**Exercise goal:** Here are some records; return them all exactly.

┌──

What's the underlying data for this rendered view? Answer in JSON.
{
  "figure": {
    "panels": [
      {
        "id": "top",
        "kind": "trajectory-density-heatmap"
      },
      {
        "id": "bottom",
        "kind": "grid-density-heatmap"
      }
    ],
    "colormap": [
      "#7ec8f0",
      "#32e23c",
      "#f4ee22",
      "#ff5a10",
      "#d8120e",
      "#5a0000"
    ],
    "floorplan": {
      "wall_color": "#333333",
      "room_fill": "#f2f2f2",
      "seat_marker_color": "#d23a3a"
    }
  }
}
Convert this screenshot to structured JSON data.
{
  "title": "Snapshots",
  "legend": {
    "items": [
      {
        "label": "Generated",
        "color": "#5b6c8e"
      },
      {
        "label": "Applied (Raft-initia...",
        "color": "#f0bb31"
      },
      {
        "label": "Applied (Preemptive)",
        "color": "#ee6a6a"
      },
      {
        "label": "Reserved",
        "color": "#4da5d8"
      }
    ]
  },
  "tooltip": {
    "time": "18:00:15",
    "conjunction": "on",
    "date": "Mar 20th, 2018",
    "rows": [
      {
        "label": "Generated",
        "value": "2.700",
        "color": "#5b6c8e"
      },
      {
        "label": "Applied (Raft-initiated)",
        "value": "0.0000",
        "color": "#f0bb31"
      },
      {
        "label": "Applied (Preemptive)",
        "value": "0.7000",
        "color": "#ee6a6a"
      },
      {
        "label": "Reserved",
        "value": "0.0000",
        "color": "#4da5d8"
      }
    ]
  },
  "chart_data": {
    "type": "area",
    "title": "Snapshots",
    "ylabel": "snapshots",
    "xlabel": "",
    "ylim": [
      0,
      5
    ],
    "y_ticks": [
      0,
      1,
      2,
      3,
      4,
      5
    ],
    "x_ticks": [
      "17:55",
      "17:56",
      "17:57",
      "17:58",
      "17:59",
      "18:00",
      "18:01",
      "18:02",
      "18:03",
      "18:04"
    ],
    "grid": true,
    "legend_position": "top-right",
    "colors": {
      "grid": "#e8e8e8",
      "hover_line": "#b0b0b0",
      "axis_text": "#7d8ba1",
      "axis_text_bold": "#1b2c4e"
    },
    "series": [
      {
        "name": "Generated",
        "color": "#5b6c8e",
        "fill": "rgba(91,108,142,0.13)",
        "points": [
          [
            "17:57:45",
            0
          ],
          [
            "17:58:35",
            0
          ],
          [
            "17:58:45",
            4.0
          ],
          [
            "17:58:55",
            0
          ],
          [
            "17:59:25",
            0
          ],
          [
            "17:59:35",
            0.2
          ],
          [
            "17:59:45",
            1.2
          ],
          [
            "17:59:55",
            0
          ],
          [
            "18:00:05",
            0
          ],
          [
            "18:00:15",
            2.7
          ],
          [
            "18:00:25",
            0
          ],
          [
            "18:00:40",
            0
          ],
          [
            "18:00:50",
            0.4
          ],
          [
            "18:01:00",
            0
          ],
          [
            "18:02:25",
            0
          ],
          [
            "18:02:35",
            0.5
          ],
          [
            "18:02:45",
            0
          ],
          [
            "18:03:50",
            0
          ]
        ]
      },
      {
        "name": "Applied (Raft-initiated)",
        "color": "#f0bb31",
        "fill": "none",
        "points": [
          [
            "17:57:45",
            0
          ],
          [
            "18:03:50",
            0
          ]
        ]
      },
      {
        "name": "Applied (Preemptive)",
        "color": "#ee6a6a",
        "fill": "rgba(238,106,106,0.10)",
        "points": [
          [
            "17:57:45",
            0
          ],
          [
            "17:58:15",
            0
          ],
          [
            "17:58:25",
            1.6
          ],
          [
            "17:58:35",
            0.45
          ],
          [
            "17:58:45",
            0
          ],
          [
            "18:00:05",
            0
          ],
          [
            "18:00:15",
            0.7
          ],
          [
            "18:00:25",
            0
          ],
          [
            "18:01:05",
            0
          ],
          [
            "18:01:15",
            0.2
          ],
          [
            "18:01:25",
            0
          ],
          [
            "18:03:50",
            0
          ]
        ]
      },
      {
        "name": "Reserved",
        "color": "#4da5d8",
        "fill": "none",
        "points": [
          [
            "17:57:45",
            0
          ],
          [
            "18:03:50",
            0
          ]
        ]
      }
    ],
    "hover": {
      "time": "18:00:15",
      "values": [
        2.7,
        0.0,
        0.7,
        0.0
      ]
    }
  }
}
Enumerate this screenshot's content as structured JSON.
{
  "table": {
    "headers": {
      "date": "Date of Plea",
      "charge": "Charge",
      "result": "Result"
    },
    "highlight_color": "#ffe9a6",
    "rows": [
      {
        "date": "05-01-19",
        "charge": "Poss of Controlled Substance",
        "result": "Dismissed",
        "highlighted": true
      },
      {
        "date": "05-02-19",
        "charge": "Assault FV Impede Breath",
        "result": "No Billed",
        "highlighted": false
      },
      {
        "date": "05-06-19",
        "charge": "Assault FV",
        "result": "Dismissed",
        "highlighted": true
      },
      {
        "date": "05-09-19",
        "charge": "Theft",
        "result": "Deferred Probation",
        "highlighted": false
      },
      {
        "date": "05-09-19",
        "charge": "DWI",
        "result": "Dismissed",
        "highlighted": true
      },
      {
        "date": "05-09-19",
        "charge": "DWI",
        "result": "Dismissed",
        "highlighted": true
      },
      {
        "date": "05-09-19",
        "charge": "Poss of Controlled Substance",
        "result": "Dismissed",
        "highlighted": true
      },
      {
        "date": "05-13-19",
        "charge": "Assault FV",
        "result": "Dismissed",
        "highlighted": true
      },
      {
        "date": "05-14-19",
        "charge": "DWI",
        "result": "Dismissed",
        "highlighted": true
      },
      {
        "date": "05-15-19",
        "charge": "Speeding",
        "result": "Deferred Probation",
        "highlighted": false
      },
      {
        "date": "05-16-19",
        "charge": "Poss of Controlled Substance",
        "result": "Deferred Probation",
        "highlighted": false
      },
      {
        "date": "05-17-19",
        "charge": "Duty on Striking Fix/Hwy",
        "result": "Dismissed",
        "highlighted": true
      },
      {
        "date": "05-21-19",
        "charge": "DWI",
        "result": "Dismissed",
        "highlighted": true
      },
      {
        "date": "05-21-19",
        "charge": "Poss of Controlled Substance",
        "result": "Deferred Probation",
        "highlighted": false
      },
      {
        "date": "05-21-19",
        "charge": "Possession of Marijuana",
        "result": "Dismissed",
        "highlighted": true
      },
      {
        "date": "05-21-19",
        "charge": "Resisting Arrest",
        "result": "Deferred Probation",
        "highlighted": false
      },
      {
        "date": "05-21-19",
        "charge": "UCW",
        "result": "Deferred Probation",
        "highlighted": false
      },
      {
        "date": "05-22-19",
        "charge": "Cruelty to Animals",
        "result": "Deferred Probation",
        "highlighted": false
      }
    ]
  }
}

└──

**Task output:**
What's the underlying data for this rendered view? Answer in JSON.
{
  "figure": {
    "panels": [
      {
        "id": "top",
        "kind": "trajectory-density-heatmap"
      },
      {
        "id": "bottom",
        "kind": "grid-density-heatmap"
      }
    ],
    "colormap": [
      "#7ec8f0",
      "#32e23c",
      "#f4ee22",
      "#ff5a10",
      "#d8120e",
      "#5a0000"
    ],
    "floorplan": {
      "wall_color": "#333333",
      "room_fill": "#f2f2f2",
      "seat_marker_color": "#d23a3a"
    }
  }
}
Convert this screenshot to structured JSON data.
{
  "title": "Snapshots",
  "legend": {
    "items": [
      {
        "label": "Generated",
        "color": "#5b6c8e"
      },
      {
        "label": "Applied (Raft-initia...",
        "color": "#f0bb31"
      },
      {
        "label": "Applied (Preemptive)",
        "color": "#ee6a6a"
      },
      {
        "label": "Reserved",
        "color": "#4da5d8"
      }
    ]
  },
  "tooltip": {
    "time": "18:00:15",
    "conjunction": "on",
    "date": "Mar 20th, 2018",
    "rows": [
      {
        "label": "Generated",
        "value": "2.700",
        "color": "#5b6c8e"
      },
      {
        "label": "Applied (Raft-initiated)",
        "value": "0.0000",
        "color": "#f0bb31"
      },
      {
        "label": "Applied (Preemptive)",
        "value": "0.7000",
        "color": "#ee6a6a"
      },
      {
        "label": "Reserved",
        "value": "0.0000",
        "color": "#4da5d8"
      }
    ]
  },
  "chart_data": {
    "type": "area",
    "title": "Snapshots",
    "ylabel": "snapshots",
    "xlabel": "",
    "ylim": [
      0,
      5
    ],
    "y_ticks": [
      0,
      1,
      2,
      3,
      4,
      5
    ],
    "x_ticks": [
      "17:55",
      "17:56",
      "17:57",
      "17:58",
      "17:59",
      "18:00",
      "18:01",
      "18:02",
      "18:03",
      "18:04"
    ],
    "grid": true,
    "legend_position": "top-right",
    "colors": {
      "grid": "#e8e8e8",
      "hover_line": "#b0b0b0",
      "axis_text": "#7d8ba1",
      "axis_text_bold": "#1b2c4e"
    },
    "series": [
      {
        "name": "Generated",
        "color": "#5b6c8e",
        "fill": "rgba(91,108,142,0.13)",
        "points": [
          [
            "17:57:45",
            0
          ],
          [
            "17:58:35",
            0
          ],
          [
            "17:58:45",
            4.0
          ],
          [
            "17:58:55",
            0
          ],
          [
            "17:59:25",
            0
          ],
          [
            "17:59:35",
            0.2
          ],
          [
            "17:59:45",
            1.2
          ],
          [
            "17:59:55",
            0
          ],
          [
            "18:00:05",
            0
          ],
          [
            "18:00:15",
            2.7
          ],
          [
            "18:00:25",
            0
          ],
          [
            "18:00:40",
            0
          ],
          [
            "18:00:50",
            0.4
          ],
          [
            "18:01:00",
            0
          ],
          [
            "18:02:25",
            0
          ],
          [
            "18:02:35",
            0.5
          ],
          [
            "18:02:45",
            0
          ],
          [
            "18:03:50",
            0
          ]
        ]
      },
      {
        "name": "Applied (Raft-initiated)",
        "color": "#f0bb31",
        "fill": "none",
        "points": [
          [
            "17:57:45",
            0
          ],
          [
            "18:03:50",
            0
          ]
        ]
      },
      {
        "name": "Applied (Preemptive)",
        "color": "#ee6a6a",
        "fill": "rgba(238,106,106,0.10)",
        "points": [
          [
            "17:57:45",
            0
          ],
          [
            "17:58:15",
            0
          ],
          [
            "17:58:25",
            1.6
          ],
          [
            "17:58:35",
            0.45
          ],
          [
            "17:58:45",
            0
          ],
          [
            "18:00:05",
            0
          ],
          [
            "18:00:15",
            0.7
          ],
          [
            "18:00:25",
            0
          ],
          [
            "18:01:05",
            0
          ],
          [
            "18:01:15",
            0.2
          ],
          [
            "18:01:25",
            0
          ],
          [
            "18:03:50",
            0
          ]
        ]
      },
      {
        "name": "Reserved",
        "color": "#4da5d8",
        "fill": "none",
        "points": [
          [
            "17:57:45",
            0
          ],
          [
            "18:03:50",
            0
          ]
        ]
      }
    ],
    "hover": {
      "time": "18:00:15",
      "values": [
        2.7,
        0.0,
        0.7,
        0.0
      ]
    }
  }
}
Enumerate this screenshot's content as structured JSON.
{
  "table": {
    "headers": {
      "date": "Date of Plea",
      "charge": "Charge",
      "result": "Result"
    },
    "highlight_color": "#ffe9a6",
    "rows": [
      {
        "date": "05-01-19",
        "charge": "Poss of Controlled Substance",
        "result": "Dismissed",
        "highlighted": true
      },
      {
        "date": "05-02-19",
        "charge": "Assault FV Impede Breath",
        "result": "No Billed",
        "highlighted": false
      },
      {
        "date": "05-06-19",
        "charge": "Assault FV",
        "result": "Dismissed",
        "highlighted": true
      },
      {
        "date": "05-09-19",
        "charge": "Theft",
        "result": "Deferred Probation",
        "highlighted": false
      },
      {
        "date": "05-09-19",
        "charge": "DWI",
        "result": "Dismissed",
        "highlighted": true
      },
      {
        "date": "05-09-19",
        "charge": "DWI",
        "result": "Dismissed",
        "highlighted": true
      },
      {
        "date": "05-09-19",
        "charge": "Poss of Controlled Substance",
        "result": "Dismissed",
        "highlighted": true
      },
      {
        "date": "05-13-19",
        "charge": "Assault FV",
        "result": "Dismissed",
        "highlighted": true
      },
      {
        "date": "05-14-19",
        "charge": "DWI",
        "result": "Dismissed",
        "highlighted": true
      },
      {
        "date": "05-15-19",
        "charge": "Speeding",
        "result": "Deferred Probation",
        "highlighted": false
      },
      {
        "date": "05-16-19",
        "charge": "Poss of Controlled Substance",
        "result": "Deferred Probation",
        "highlighted": false
      },
      {
        "date": "05-17-19",
        "charge": "Duty on Striking Fix/Hwy",
        "result": "Dismissed",
        "highlighted": true
      },
      {
        "date": "05-21-19",
        "charge": "DWI",
        "result": "Dismissed",
        "highlighted": true
      },
      {
        "date": "05-21-19",
        "charge": "Poss of Controlled Substance",
        "result": "Deferred Probation",
        "highlighted": false
      },
      {
        "date": "05-21-19",
        "charge": "Possession of Marijuana",
        "result": "Dismissed",
        "highlighted": true
      },
      {
        "date": "05-21-19",
        "charge": "Resisting Arrest",
        "result": "Deferred Probation",
        "highlighted": false
      },
      {
        "date": "05-21-19",
        "charge": "UCW",
        "result": "Deferred Probation",
        "highlighted": false
      },
      {
        "date": "05-22-19",
        "charge": "Cruelty to Animals",
        "result": "Deferred Probation",
        "highlighted": false
      }
    ]
  }
}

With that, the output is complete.